* Start RAW DATA *

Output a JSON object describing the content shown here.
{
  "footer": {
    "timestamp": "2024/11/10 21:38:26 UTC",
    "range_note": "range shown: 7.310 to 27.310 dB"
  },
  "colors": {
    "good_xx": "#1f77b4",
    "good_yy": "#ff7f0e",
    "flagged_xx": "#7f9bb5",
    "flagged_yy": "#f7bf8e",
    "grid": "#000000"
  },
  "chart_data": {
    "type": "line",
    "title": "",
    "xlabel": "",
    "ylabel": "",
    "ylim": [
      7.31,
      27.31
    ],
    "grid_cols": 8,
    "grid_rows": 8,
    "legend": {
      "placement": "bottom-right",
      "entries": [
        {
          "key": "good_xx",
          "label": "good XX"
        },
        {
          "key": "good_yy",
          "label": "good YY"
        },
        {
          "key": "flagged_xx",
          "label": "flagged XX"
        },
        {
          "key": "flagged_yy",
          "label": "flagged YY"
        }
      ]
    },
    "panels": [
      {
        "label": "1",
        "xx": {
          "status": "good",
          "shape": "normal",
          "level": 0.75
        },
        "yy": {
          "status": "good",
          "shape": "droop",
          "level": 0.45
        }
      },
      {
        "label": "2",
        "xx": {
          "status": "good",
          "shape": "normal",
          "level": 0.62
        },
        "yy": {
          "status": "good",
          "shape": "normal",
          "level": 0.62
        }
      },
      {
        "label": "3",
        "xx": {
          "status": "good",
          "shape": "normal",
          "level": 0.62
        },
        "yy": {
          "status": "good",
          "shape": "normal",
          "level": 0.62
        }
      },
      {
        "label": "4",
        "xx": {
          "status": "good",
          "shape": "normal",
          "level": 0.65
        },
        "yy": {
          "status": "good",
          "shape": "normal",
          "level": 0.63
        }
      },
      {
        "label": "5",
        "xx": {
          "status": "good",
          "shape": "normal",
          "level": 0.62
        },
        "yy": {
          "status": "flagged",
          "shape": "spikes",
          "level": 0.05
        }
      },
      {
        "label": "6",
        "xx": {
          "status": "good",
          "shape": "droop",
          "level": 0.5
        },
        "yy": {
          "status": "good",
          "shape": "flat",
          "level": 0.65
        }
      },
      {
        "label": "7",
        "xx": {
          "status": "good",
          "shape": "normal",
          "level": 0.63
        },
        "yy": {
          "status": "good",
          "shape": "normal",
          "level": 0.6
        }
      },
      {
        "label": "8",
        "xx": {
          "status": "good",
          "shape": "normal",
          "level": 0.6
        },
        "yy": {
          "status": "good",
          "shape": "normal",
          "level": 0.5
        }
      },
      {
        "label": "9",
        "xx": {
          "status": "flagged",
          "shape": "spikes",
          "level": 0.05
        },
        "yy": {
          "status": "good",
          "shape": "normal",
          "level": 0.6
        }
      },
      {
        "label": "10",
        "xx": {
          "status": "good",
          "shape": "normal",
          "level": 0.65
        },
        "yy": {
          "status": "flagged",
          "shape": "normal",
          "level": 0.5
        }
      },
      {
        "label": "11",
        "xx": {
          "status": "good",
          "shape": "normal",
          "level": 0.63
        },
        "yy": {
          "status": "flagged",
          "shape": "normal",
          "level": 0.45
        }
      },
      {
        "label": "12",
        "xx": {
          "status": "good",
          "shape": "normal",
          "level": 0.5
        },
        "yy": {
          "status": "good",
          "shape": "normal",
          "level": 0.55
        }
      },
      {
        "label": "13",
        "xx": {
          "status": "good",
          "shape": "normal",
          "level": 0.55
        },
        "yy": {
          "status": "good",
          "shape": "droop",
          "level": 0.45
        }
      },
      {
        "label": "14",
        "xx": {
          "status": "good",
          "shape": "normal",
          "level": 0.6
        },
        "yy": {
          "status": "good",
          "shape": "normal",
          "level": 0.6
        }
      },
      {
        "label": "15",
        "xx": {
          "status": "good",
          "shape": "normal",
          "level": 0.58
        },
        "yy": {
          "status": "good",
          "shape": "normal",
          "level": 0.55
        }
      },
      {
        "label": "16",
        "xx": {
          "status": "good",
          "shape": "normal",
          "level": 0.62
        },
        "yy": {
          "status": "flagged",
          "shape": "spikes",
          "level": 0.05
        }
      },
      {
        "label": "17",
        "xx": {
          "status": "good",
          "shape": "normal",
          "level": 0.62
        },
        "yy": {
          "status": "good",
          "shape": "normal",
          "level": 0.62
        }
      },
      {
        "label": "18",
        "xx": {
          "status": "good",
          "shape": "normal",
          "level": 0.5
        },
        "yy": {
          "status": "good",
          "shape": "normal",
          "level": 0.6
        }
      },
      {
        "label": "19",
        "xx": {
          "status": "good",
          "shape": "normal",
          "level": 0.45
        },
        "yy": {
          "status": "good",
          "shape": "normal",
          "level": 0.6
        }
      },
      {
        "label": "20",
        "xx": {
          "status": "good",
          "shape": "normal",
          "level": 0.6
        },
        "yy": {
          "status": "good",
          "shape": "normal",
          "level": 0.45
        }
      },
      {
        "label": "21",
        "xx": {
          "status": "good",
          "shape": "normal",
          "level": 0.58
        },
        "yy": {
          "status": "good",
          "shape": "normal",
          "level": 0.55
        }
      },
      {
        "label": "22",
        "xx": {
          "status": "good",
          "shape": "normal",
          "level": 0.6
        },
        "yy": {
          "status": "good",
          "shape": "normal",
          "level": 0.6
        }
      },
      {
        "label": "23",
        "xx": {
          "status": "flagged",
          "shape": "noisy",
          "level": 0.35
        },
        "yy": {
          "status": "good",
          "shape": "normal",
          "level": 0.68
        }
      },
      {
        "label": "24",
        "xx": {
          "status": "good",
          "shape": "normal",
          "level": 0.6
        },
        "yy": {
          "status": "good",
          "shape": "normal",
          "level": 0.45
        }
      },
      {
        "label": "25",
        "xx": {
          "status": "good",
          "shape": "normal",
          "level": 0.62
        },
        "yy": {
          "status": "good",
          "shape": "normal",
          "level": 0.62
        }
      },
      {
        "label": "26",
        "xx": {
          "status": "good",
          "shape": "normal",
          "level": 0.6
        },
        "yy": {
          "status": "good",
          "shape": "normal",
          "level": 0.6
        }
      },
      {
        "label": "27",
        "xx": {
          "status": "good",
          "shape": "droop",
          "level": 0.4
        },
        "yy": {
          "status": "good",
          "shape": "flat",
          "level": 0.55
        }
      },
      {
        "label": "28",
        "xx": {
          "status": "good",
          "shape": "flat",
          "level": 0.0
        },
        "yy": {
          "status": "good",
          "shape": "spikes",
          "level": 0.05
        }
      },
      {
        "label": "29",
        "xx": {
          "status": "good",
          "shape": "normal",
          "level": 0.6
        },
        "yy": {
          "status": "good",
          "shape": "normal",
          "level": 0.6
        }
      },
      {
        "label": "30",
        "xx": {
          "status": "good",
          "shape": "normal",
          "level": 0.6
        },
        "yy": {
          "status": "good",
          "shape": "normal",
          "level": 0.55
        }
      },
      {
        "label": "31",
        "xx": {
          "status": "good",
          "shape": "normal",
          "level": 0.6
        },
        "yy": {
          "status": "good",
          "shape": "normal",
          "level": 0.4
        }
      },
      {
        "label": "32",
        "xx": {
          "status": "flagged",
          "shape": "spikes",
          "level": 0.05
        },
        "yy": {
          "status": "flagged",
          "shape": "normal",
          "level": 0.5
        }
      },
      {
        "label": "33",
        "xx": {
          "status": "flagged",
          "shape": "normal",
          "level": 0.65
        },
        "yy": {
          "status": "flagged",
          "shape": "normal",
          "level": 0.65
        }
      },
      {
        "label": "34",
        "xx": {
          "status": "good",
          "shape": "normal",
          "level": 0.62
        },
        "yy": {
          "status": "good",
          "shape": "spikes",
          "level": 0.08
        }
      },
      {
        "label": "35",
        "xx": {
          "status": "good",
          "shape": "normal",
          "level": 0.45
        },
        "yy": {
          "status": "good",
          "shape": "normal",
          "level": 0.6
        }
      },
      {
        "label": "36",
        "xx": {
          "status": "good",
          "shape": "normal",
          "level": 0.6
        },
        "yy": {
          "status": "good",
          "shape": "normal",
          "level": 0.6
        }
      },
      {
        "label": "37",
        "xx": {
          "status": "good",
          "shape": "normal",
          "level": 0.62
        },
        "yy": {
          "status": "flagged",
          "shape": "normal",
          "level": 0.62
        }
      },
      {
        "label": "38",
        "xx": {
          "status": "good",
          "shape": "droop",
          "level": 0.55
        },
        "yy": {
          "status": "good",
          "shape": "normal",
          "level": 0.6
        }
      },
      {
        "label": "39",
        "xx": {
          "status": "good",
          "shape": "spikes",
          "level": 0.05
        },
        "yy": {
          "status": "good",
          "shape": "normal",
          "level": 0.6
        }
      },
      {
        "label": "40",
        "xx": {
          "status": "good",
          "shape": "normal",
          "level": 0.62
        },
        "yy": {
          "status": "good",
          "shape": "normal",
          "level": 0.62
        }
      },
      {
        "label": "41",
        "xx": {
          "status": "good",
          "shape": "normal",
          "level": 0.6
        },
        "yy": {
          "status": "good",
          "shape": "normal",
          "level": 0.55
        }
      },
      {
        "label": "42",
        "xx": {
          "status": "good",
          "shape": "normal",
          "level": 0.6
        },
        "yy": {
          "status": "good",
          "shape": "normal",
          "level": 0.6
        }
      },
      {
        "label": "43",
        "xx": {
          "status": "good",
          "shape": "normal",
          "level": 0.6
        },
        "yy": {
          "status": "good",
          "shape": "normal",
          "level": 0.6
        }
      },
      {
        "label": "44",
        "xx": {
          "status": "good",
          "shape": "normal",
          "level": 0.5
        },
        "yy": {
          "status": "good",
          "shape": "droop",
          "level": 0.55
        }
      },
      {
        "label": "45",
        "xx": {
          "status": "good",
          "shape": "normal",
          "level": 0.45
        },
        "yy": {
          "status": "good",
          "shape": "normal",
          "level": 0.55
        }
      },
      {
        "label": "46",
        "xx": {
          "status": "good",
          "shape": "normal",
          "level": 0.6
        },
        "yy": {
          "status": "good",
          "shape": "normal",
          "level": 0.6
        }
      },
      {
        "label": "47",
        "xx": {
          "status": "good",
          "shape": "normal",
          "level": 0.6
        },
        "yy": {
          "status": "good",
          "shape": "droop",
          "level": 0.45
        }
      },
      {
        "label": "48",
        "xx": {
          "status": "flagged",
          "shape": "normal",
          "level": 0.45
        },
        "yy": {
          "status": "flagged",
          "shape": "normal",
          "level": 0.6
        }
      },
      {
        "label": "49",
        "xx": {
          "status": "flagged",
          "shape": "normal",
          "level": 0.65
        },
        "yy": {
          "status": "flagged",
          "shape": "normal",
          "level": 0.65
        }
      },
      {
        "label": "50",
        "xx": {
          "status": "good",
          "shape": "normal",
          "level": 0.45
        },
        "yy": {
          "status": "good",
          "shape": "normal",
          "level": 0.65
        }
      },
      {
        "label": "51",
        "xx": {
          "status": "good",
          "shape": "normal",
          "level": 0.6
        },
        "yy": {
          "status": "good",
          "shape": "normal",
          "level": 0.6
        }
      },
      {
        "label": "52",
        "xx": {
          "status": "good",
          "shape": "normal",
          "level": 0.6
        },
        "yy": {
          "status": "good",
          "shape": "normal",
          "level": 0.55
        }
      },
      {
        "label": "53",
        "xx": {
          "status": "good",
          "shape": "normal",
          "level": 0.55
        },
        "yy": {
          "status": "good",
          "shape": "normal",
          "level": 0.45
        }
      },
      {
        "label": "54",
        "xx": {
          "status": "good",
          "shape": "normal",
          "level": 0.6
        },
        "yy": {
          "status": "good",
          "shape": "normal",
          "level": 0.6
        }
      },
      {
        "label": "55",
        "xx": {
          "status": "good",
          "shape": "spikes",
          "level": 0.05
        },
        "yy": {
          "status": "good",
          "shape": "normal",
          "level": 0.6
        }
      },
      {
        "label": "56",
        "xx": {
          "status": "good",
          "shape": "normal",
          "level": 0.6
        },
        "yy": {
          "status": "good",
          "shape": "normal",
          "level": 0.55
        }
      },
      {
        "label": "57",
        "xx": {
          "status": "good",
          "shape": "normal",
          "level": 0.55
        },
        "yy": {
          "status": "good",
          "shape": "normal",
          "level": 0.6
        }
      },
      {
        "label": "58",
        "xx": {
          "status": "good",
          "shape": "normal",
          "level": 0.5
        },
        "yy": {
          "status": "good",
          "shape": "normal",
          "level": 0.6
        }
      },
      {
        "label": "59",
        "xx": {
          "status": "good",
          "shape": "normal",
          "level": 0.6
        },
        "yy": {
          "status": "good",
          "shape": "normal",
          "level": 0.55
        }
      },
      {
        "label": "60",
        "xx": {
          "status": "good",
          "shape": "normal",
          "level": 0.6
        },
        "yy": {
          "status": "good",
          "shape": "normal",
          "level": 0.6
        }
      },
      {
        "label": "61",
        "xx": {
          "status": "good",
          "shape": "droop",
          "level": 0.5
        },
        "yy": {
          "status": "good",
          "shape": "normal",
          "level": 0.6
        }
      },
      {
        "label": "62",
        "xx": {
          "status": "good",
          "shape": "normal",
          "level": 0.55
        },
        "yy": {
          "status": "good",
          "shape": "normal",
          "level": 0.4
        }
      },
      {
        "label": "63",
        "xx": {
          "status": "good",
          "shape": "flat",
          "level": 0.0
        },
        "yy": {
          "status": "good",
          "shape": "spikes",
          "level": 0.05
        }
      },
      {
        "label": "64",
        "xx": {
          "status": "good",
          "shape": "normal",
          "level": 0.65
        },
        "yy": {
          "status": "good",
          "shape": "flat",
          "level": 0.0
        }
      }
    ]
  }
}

* End RAW DATA *

■ GIVEN TASK
Filter the records for lines holding the string "shown". Copy each one.

■ CORRECT ANSWER
Output a JSON object describing the content shown here.
    "range_note": "range shown: 7.310 to 27.310 dB"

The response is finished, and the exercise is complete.